- [What is expected] Output every entry exactly as written, but omit the pictures.

- [Material to process]
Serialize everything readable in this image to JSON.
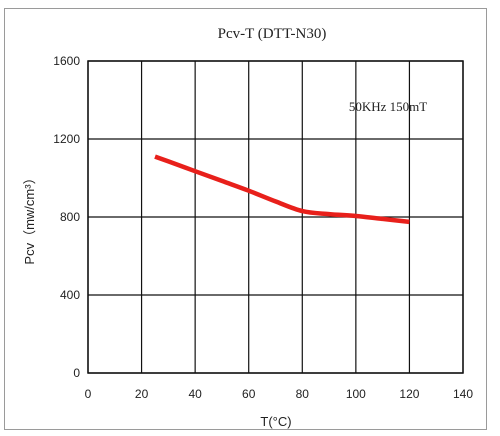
{
  "chart_data": {
    "type": "line",
    "title": "Pcv-T (DTT-N30)",
    "xlabel": "T(°C)",
    "ylabel": "Pcv（mw/cm³）",
    "annotation": "50KHz 150mT",
    "xlim": [
      0,
      140
    ],
    "ylim": [
      0,
      1600
    ],
    "xticks": [
      0,
      20,
      40,
      60,
      80,
      100,
      120,
      140
    ],
    "yticks": [
      0,
      400,
      800,
      1200,
      1600
    ],
    "grid": true,
    "series": [
      {
        "color": "#e8201b",
        "x": [
          25,
          30,
          40,
          50,
          60,
          70,
          80,
          90,
          100,
          110,
          120
        ],
        "y": [
          1110,
          1085,
          1035,
          985,
          935,
          880,
          830,
          815,
          805,
          790,
          775
        ]
      }
    ]
  }
}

- [Result for this exercise]
Serialize everything readable in this image to JSON.
{
  "chart_data": {
    "type": "line",
    "title": "Pcv-T (DTT-N30)",
    "xlabel": "T(°C)",
    "ylabel": "Pcv（mw/cm³）",
    "annotation": "50KHz 150mT",
    "xlim": [
      0,
      140
    ],
    "ylim": [
      0,
      1600
    ],
    "xticks": [
      0,
      20,
      40,
      60,
      80,
      100,
      120,
      140
    ],
    "yticks": [
      0,
      400,
      800,
      1200,
      1600
    ],
    "grid": true,
    "series": [
      {
        "color": "#e8201b",
        "x": [
          25,
          30,
          40,
          50,
          60,
          70,
          80,
          90,
          100,
          110,
          120
        ],
        "y": [
          1110,
          1085,
          1035,
          985,
          935,
          880,
          830,
          815,
          805,
          790,
          775
        ]
      }
    ]
  }
}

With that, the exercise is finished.